GIVEN EXERCISE: Give nothing except the number of lines containing the word "hakkında".

SOURCE RECORDS:
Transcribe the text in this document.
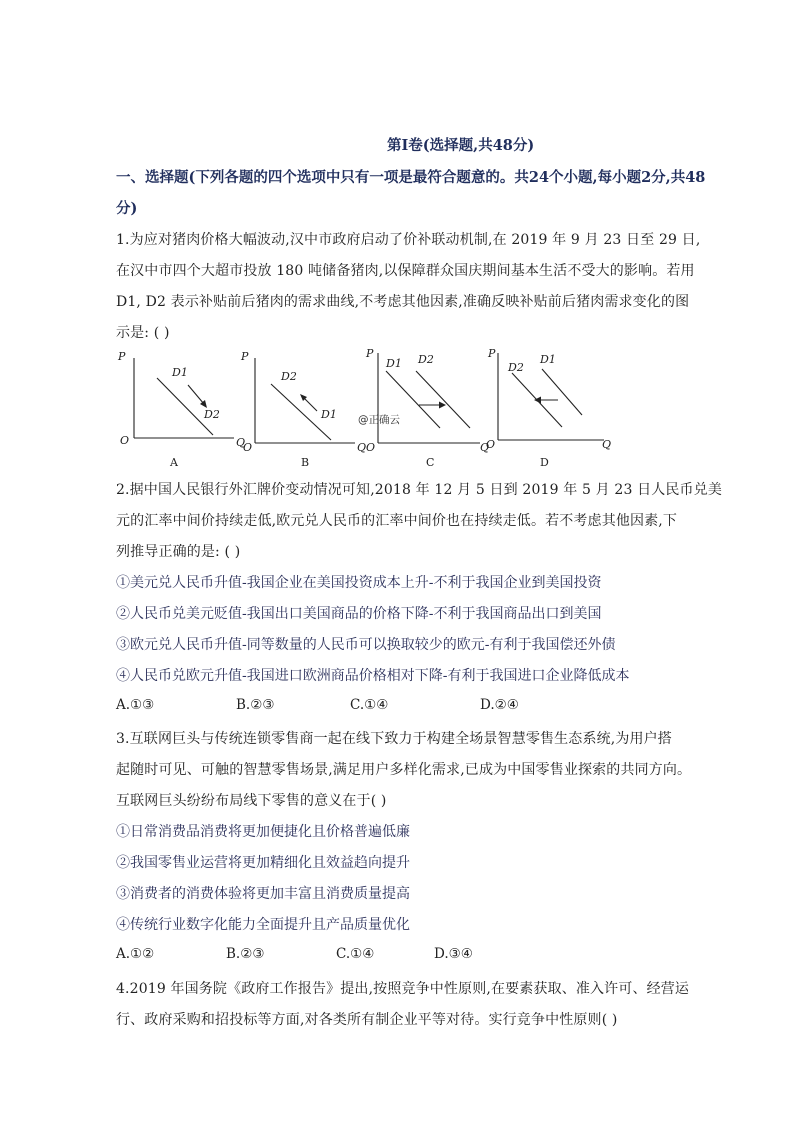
第Ⅰ卷(选择题,共48分)
一、选择题(下列各题的四个选项中只有一项是最符合题意的。共24个小题,每小题2分,共48
分)
1.为应对猪肉价格大幅波动,汉中市政府启动了价补联动机制,在 2019 年 9 月 23 日至 29 日,
在汉中市四个大超市投放 180 吨储备猪肉,以保障群众国庆期间基本生活不受大的影响。若用
D1, D2 表示补贴前后猪肉的需求曲线,不考虑其他因素,准确反映补贴前后猪肉需求变化的图
示是: ( )
P
Q
O
D1
D2
A
P
Q
O
D1
D2
B
P
Q
O
D1 D2
@正确云
C
P
Q
O
D1
D2
D
2.据中国人民银行外汇牌价变动情况可知,2018 年 12 月 5 日到 2019 年 5 月 23 日人民币兑美
元的汇率中间价持续走低,欧元兑人民币的汇率中间价也在持续走低。若不考虑其他因素,下
列推导正确的是: ( )
①美元兑人民币升值-我国企业在美国投资成本上升-不利于我国企业到美国投资
②人民币兑美元贬值-我国出口美国商品的价格下降-不利于我国商品出口到美国
③欧元兑人民币升值-同等数量的人民币可以换取较少的欧元-有利于我国偿还外债
④人民币兑欧元升值-我国进口欧洲商品价格相对下降-有利于我国进口企业降低成本
A.①③	B.②③	C.①④	D.②④
3.互联网巨头与传统连锁零售商一起在线下致力于构建全场景智慧零售生态系统,为用户搭
起随时可见、可触的智慧零售场景,满足用户多样化需求,已成为中国零售业探索的共同方向。
互联网巨头纷纷布局线下零售的意义在于( )
①日常消费品消费将更加便捷化且价格普遍低廉
②我国零售业运营将更加精细化且效益趋向提升
③消费者的消费体验将更加丰富且消费质量提高
④传统行业数字化能力全面提升且产品质量优化
A.①②	B.②③	C.①④	D.③④
4.2019 年国务院《政府工作报告》提出,按照竞争中性原则,在要素获取、准入许可、经营运
行、政府采购和招投标等方面,对各类所有制企业平等对待。实行竞争中性原则( )
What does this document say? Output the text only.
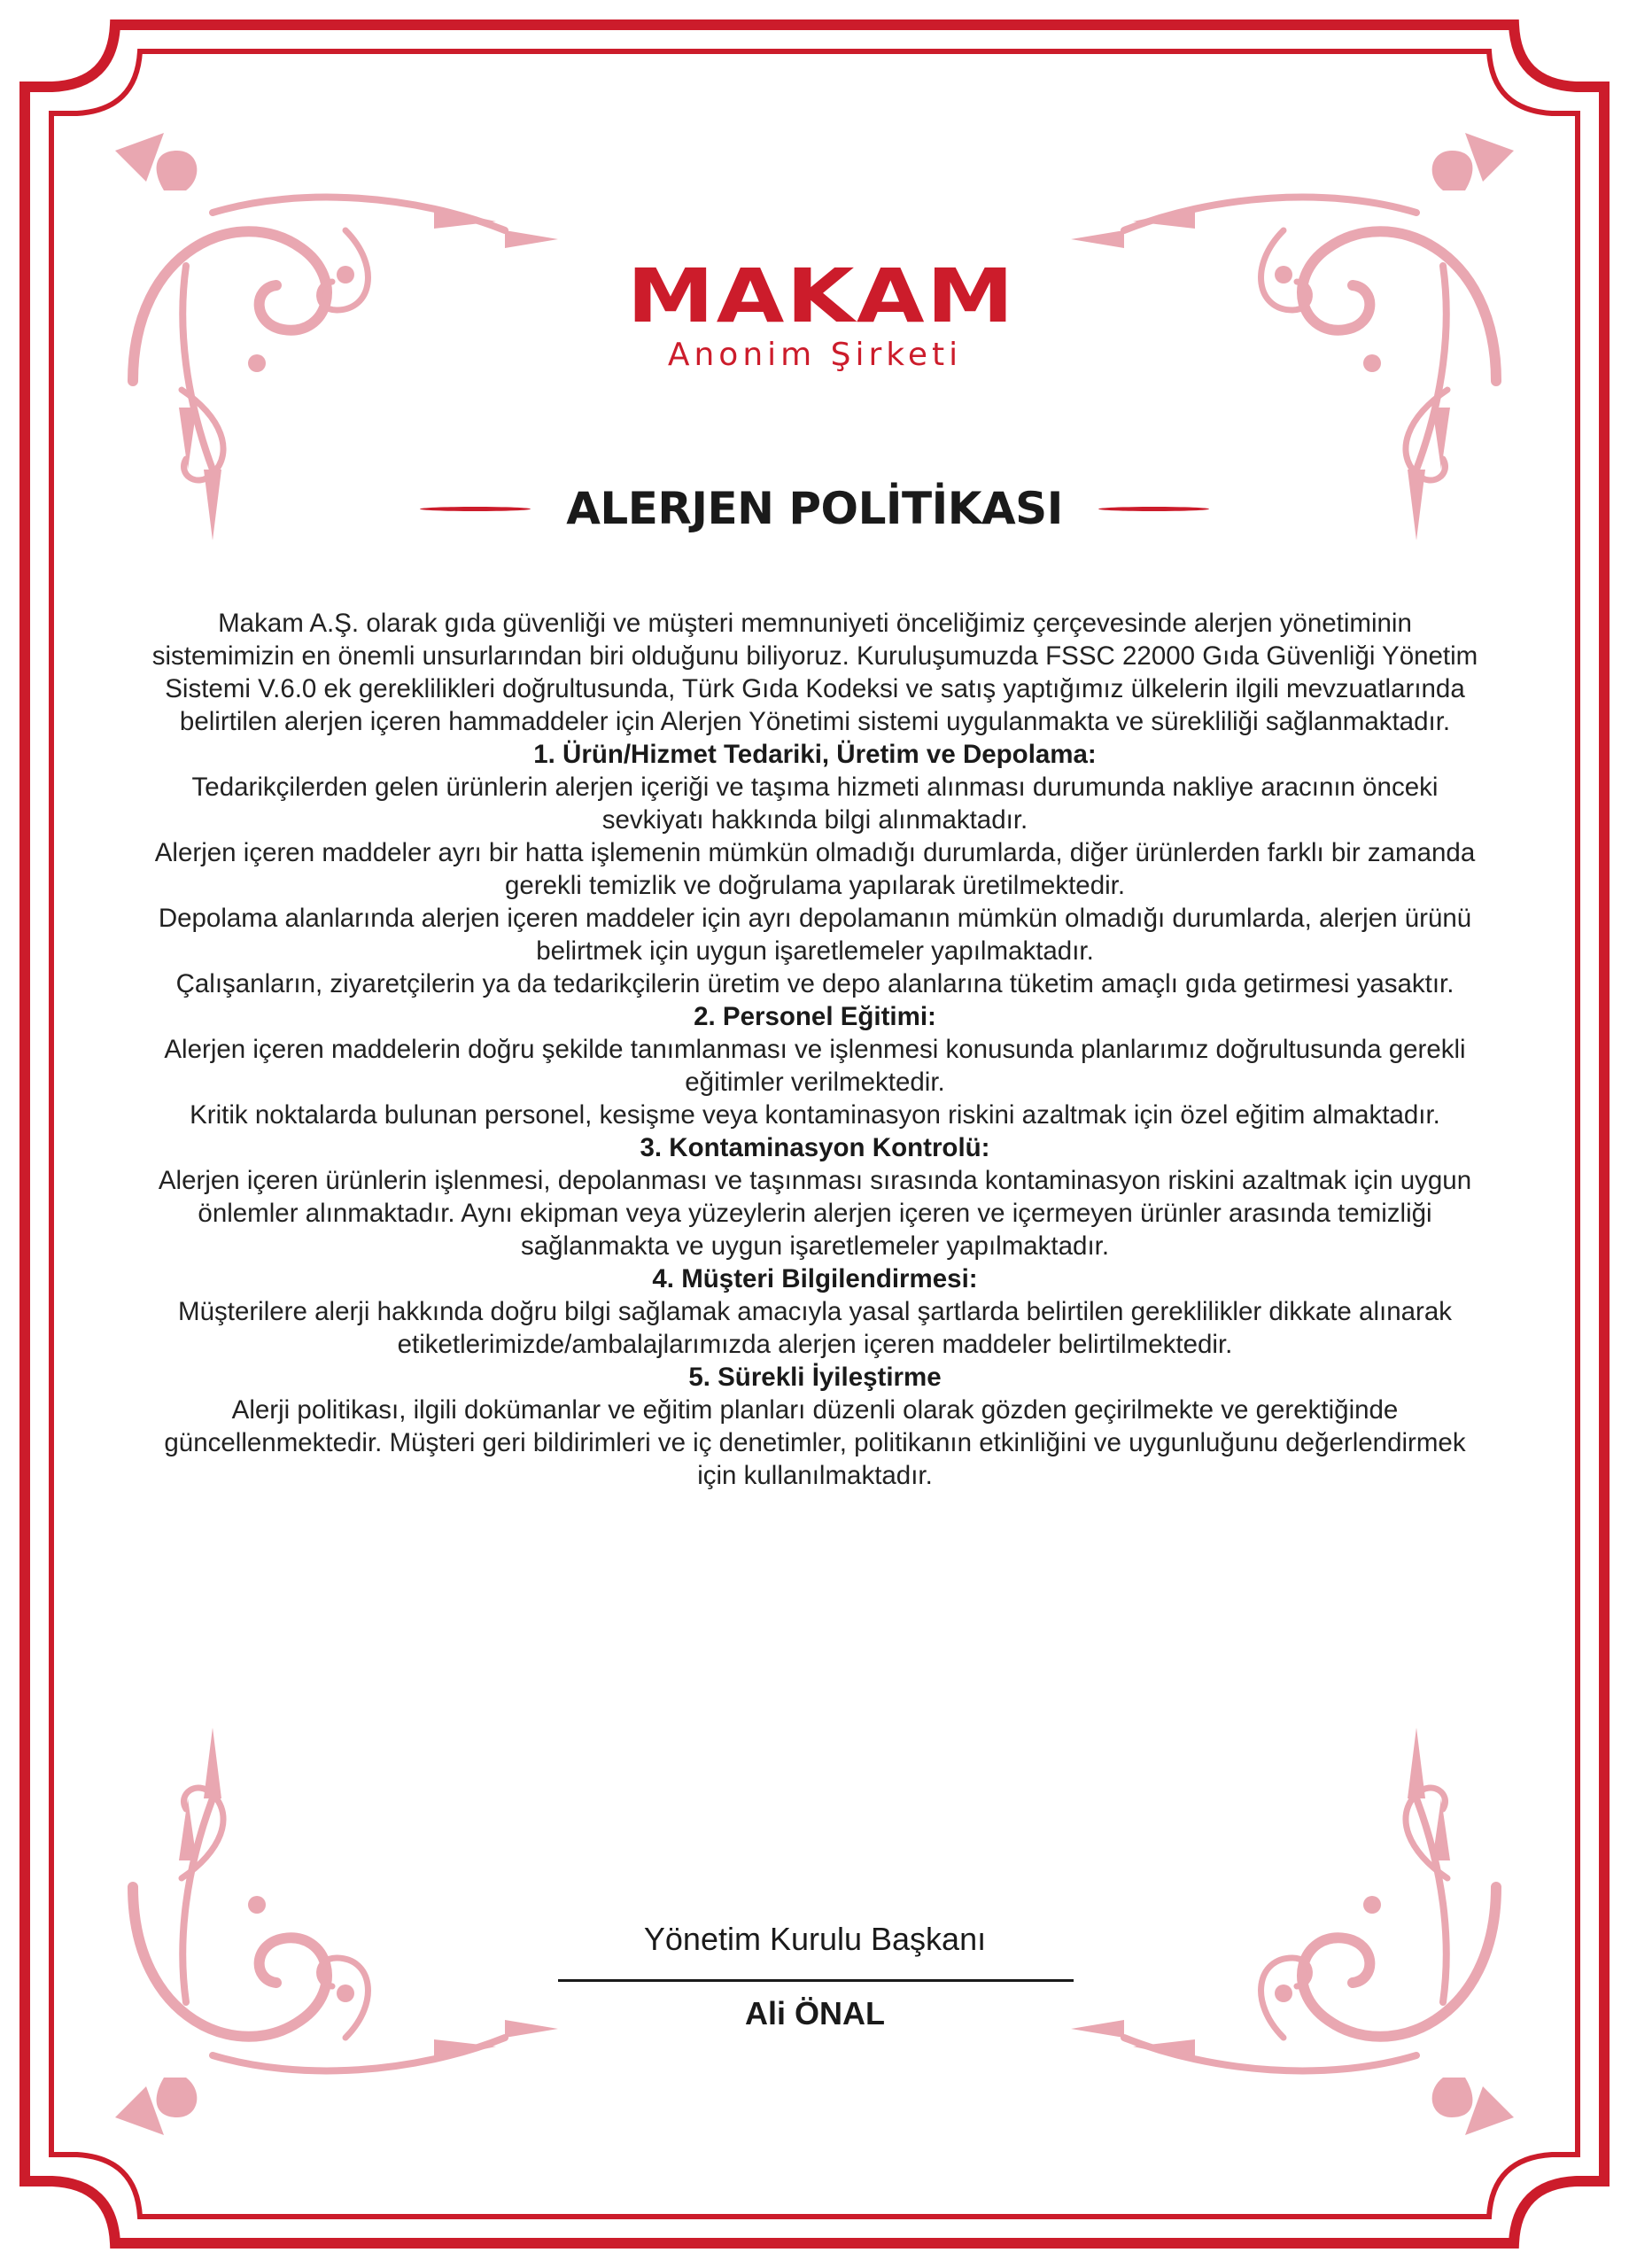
MAKAM
Anonim Şirketi
ALERJEN POLİTİKASI

Makam A.Ş. olarak gıda güvenliği ve müşteri memnuniyeti önceliğimiz çerçevesinde alerjen yönetiminin sistemimizin en önemli unsurlarından biri olduğunu biliyoruz. Kuruluşumuzda FSSC 22000 Gıda Güvenliği Yönetim Sistemi V.6.0 ek gereklilikleri doğrultusunda, Türk Gıda Kodeksi ve satış yaptığımız ülkelerin ilgili mevzuatlarında belirtilen alerjen içeren hammaddeler için Alerjen Yönetimi sistemi uygulanmakta ve sürekliliği sağlanmaktadır.

1. Ürün/Hizmet Tedariki, Üretim ve Depolama:

Tedarikçilerden gelen ürünlerin alerjen içeriği ve taşıma hizmeti alınması durumunda nakliye aracının önceki sevkiyatı hakkında bilgi alınmaktadır.

Alerjen içeren maddeler ayrı bir hatta işlemenin mümkün olmadığı durumlarda, diğer ürünlerden farklı bir zamanda gerekli temizlik ve doğrulama yapılarak üretilmektedir.

Depolama alanlarında alerjen içeren maddeler için ayrı depolamanın mümkün olmadığı durumlarda, alerjen ürünü belirtmek için uygun işaretlemeler yapılmaktadır.

Çalışanların, ziyaretçilerin ya da tedarikçilerin üretim ve depo alanlarına tüketim amaçlı gıda getirmesi yasaktır.

2. Personel Eğitimi:

Alerjen içeren maddelerin doğru şekilde tanımlanması ve işlenmesi konusunda planlarımız doğrultusunda gerekli eğitimler verilmektedir.

Kritik noktalarda bulunan personel, kesişme veya kontaminasyon riskini azaltmak için özel eğitim almaktadır.

3. Kontaminasyon Kontrolü:

Alerjen içeren ürünlerin işlenmesi, depolanması ve taşınması sırasında kontaminasyon riskini azaltmak için uygun önlemler alınmaktadır. Aynı ekipman veya yüzeylerin alerjen içeren ve içermeyen ürünler arasında temizliği sağlanmakta ve uygun işaretlemeler yapılmaktadır.

4. Müşteri Bilgilendirmesi:

Müşterilere alerji hakkında doğru bilgi sağlamak amacıyla yasal şartlarda belirtilen gereklilikler dikkate alınarak etiketlerimizde/ambalajlarımızda alerjen içeren maddeler belirtilmektedir.

5. Sürekli İyileştirme

Alerji politikası, ilgili dokümanlar ve eğitim planları düzenli olarak gözden geçirilmekte ve gerektiğinde güncellenmektedir. Müşteri geri bildirimleri ve iç denetimler, politikanın etkinliğini ve uygunluğunu değerlendirmek için kullanılmaktadır.

Yönetim Kurulu Başkanı
Ali ÖNAL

CORRECT ANSWER: 2